▸ Stated exercise
Go through the records and extract every line with the word "возможность".

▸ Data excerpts
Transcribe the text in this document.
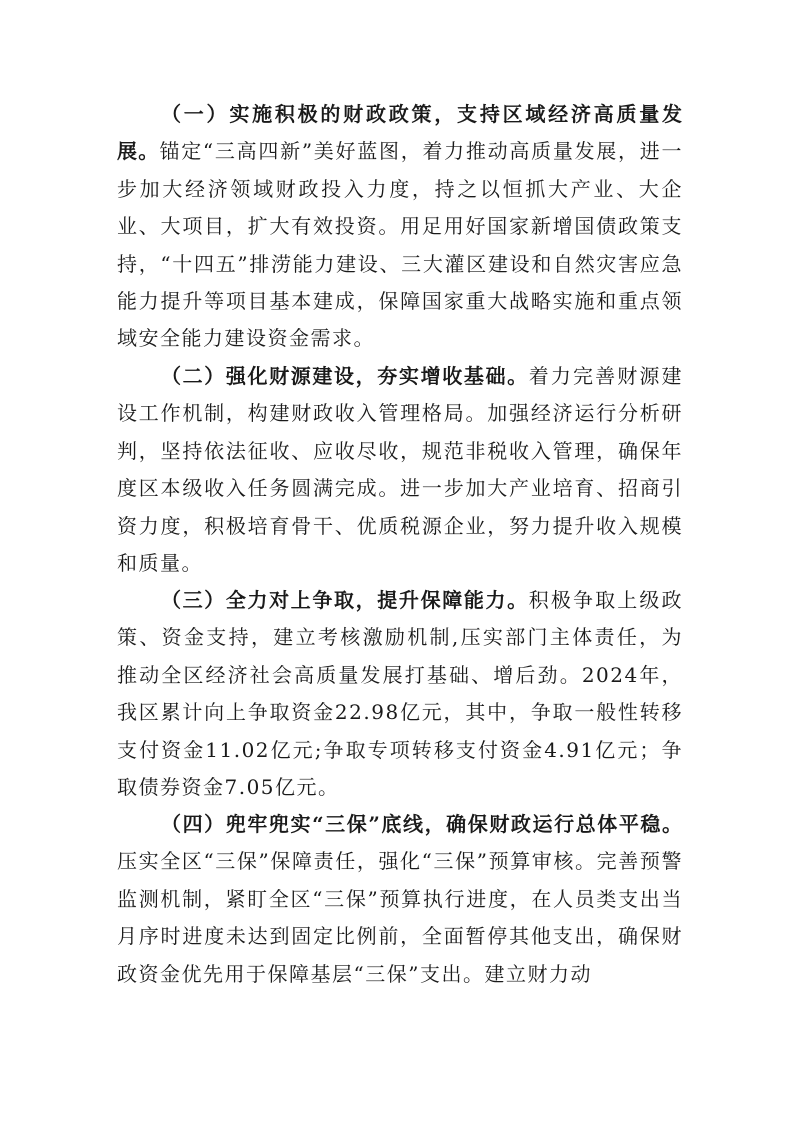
（一）实施积极的财政政策，支持区域经济高质量发展。锚定“三高四新”美好蓝图，着力推动高质量发展，进一步加大经济领域财政投入力度，持之以恒抓大产业、大企业、大项目，扩大有效投资。用足用好国家新增国债政策支持，“十四五”排涝能力建设、三大灌区建设和自然灾害应急能力提升等项目基本建成，保障国家重大战略实施和重点领域安全能力建设资金需求。

（二）强化财源建设，夯实增收基础。着力完善财源建设工作机制，构建财政收入管理格局。加强经济运行分析研判，坚持依法征收、应收尽收，规范非税收入管理，确保年度区本级收入任务圆满完成。进一步加大产业培育、招商引资力度，积极培育骨干、优质税源企业，努力提升收入规模和质量。

（三）全力对上争取，提升保障能力。积极争取上级政策、资金支持，建立考核激励机制,压实部门主体责任，为推动全区经济社会高质量发展打基础、增后劲。2024年，我区累计向上争取资金22.98亿元，其中，争取一般性转移支付资金11.02亿元;争取专项转移支付资金4.91亿元；争取债券资金7.05亿元。

（四）兜牢兜实“三保”底线，确保财政运行总体平稳。压实全区“三保”保障责任，强化“三保”预算审核。完善预警监测机制，紧盯全区“三保”预算执行进度，在人员类支出当月序时进度未达到固定比例前，全面暂停其他支出，确保财政资金优先用于保障基层“三保”支出。建立财力动
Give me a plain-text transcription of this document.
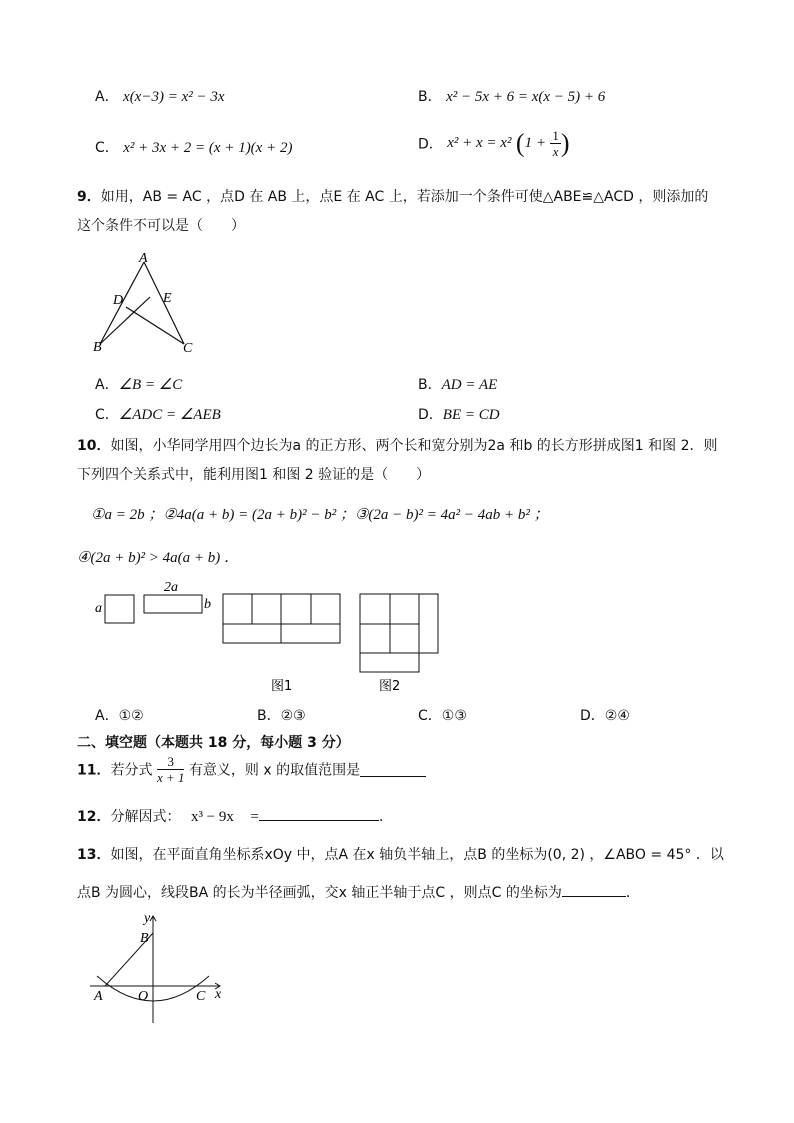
A． x(x−3) = x² − 3x	B． x² − 5x + 6 = x(x − 5) + 6
C． x² + 3x + 2 = (x + 1)(x + 2)	D． x² + x = x² ($1 + \frac{1}{x}$ )
9．如用，AB = AC ，点D 在 AB 上，点E 在 AC 上，若添加一个条件可使△ABE≌△ACD ，则添加的
这个条件不可以是（　　）
A
D	E
B	C
A．∠B = ∠C	B．AD = AE
C．∠ADC = ∠AEB	D．BE = CD
10．如图，小华同学用四个边长为a 的正方形、两个长和宽分别为2a 和b 的长方形拼成图1 和图 2．则
下列四个关系式中，能利用图1 和图 2 验证的是（　　）
①a = 2b ；②4a(a + b) = (2a + b)² − b² ；③(2a − b)² = 4a² − 4ab + b² ；
④(2a + b)² > 4a(a + b) ．
a
2a
b
图1	图2
A．①②	B．②③	C．①③	D．②④
二、填空题（本题共 18 分，每小题 3 分）
11．若分式 $\frac{3}{x + 1}$ 有意义，则 x 的取值范围是
12．分解因式： x³ − 9x =	.
13．如图，在平面直角坐标系xOy 中，点A 在x 轴负半轴上，点B 的坐标为(0, 2) ，∠ABO = 45° ．以
点B 为圆心，线段BA 的长为半径画弧，交x 轴正半轴于点C ，则点C 的坐标为	．
y
B
A	O	C x
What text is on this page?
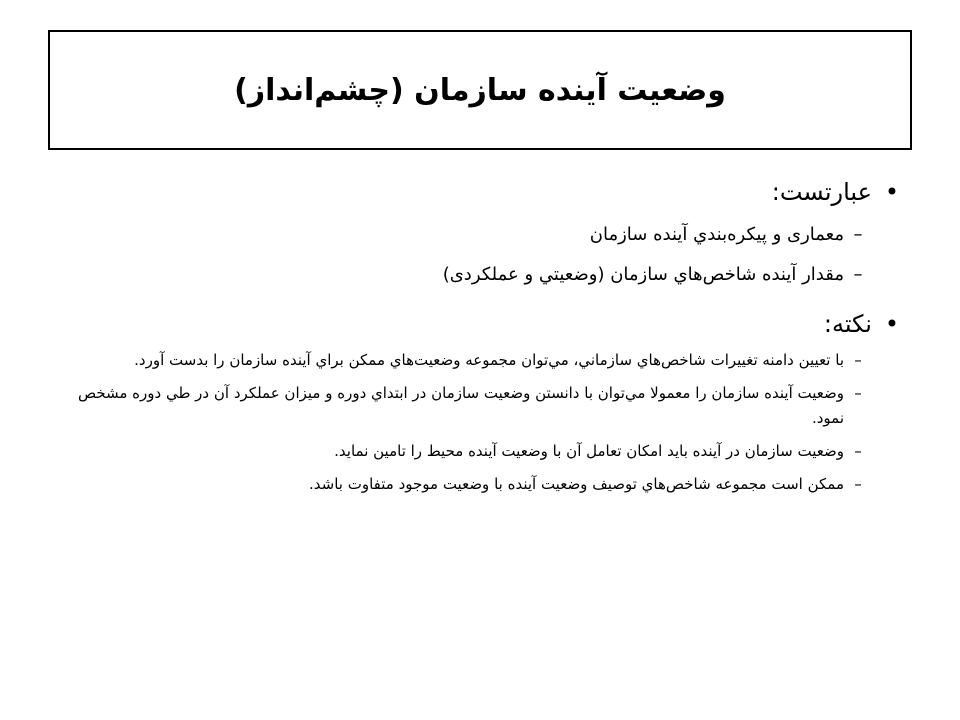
وضعیت آینده سازمان (چشم‌انداز)
•
عبارتست:
–
معماری و پيكره‌بندي آينده سازمان
–
مقدار آينده شاخص‌هاي سازمان (وضعيتي و عملكردی)
•
نكته:
–
با تعيين دامنه تغييرات شاخص‌هاي سازماني، مي‌توان مجموعه وضعيت‌هاي ممكن براي آينده سازمان را بدست آورد.
–
وضعيت آينده سازمان را معمولا مي‌توان با دانستن وضعيت سازمان در ابتداي دوره و ميزان عملكرد آن در طي دوره مشخص نمود.
–
وضعيت سازمان در آينده بايد امكان تعامل آن با وضعيت آينده محيط را تامين نمايد.
–
ممكن است مجموعه شاخص‌هاي توصيف وضعيت آينده با وضعيت موجود متفاوت باشد.
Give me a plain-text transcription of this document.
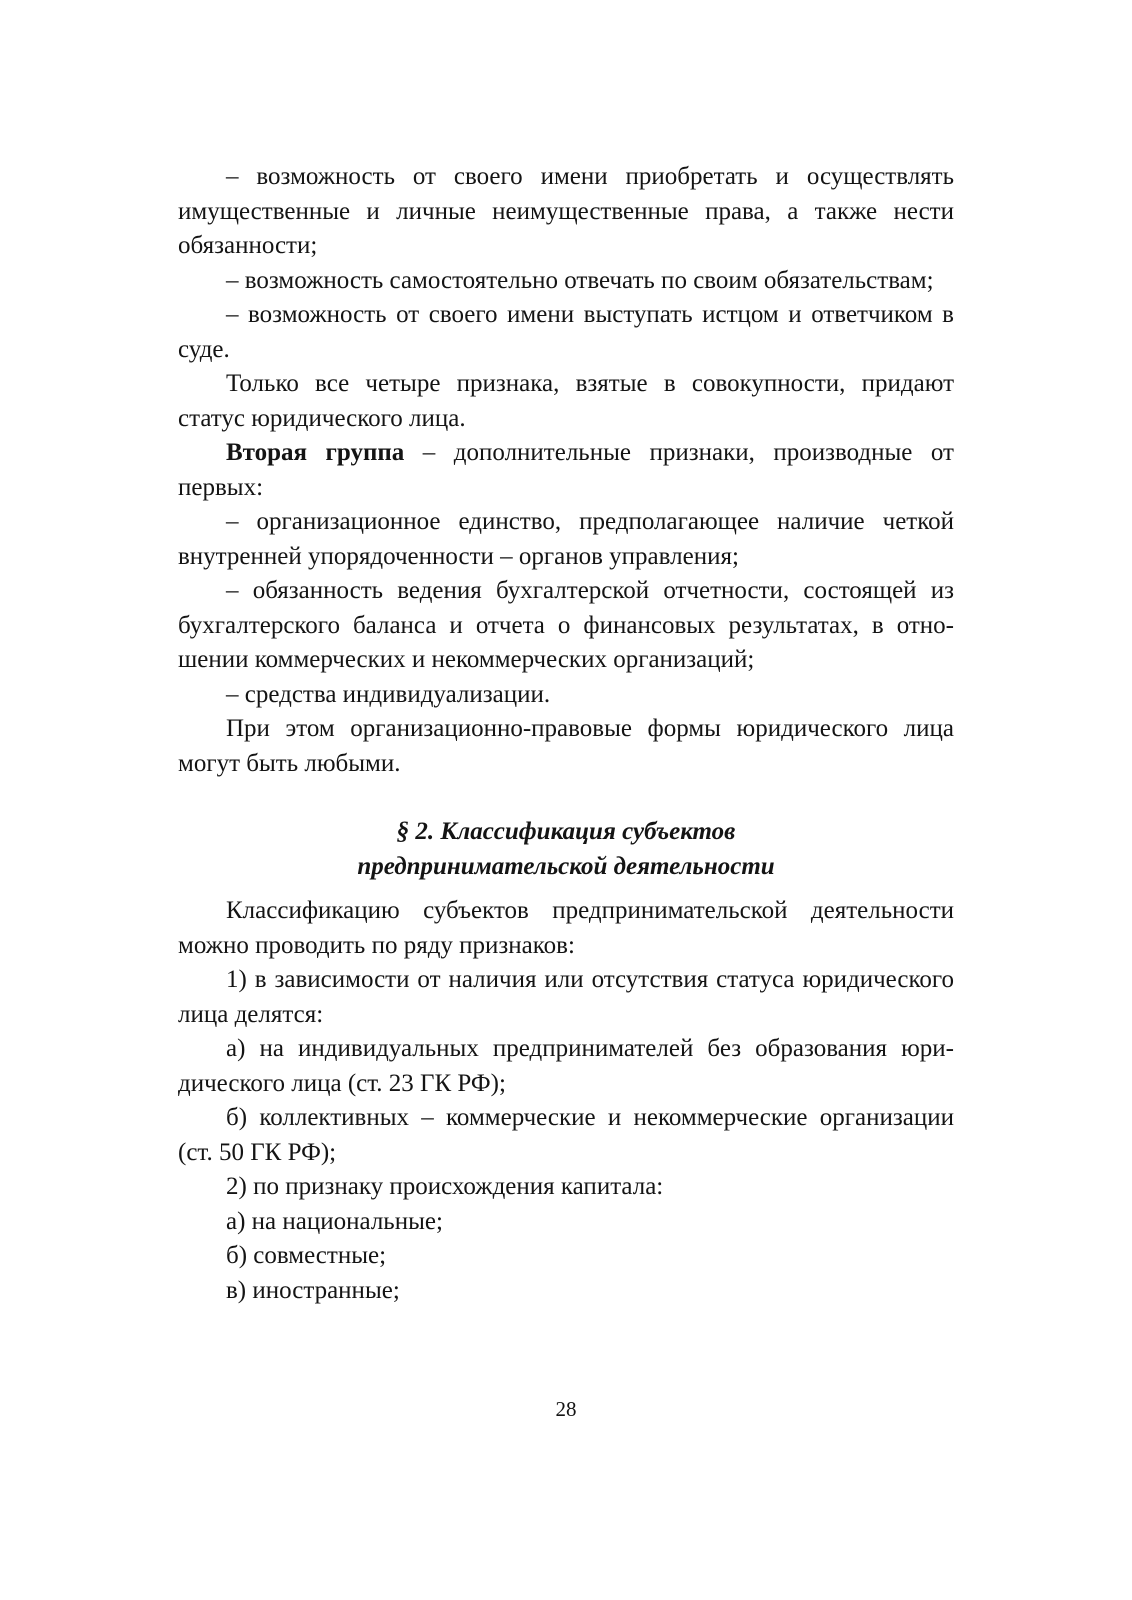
– возможность от своего имени приобретать и осуществлять имущественные и личные неимущественные права, а также нести обязанности;

– возможность самостоятельно отвечать по своим обязательствам;

– возможность от своего имени выступать истцом и ответчиком в суде.

Только все четыре признака, взятые в совокупности, придают статус юридического лица.

Вторая группа – дополнительные признаки, производные от первых:

– организационное единство, предполагающее наличие четкой внутренней упорядоченности – органов управления;

– обязанность ведения бухгалтерской отчетности, состоящей из бухгалтерского баланса и отчета о финансовых результатах, в отношении коммерческих и некоммерческих организаций;

– средства индивидуализации.

При этом организационно-правовые формы юридического лица могут быть любыми.

§ 2. Классификация субъектов
предпринимательской деятельности

Классификацию субъектов предпринимательской деятельности можно проводить по ряду признаков:

1) в зависимости от наличия или отсутствия статуса юридического лица делятся:

а) на индивидуальных предпринимателей без образования юридического лица (ст. 23 ГК РФ);

б) коллективных – коммерческие и некоммерческие организации (ст. 50 ГК РФ);

2) по признаку происхождения капитала:

а) на национальные;

б) совместные;

в) иностранные;

28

▸ Result below
– возможность от своего имени приобретать и осуществлять имущественные и личные неимущественные права, а также нести обязанности;
– возможность самостоятельно отвечать по своим обязательствам;
– возможность от своего имени выступать истцом и ответчиком в суде.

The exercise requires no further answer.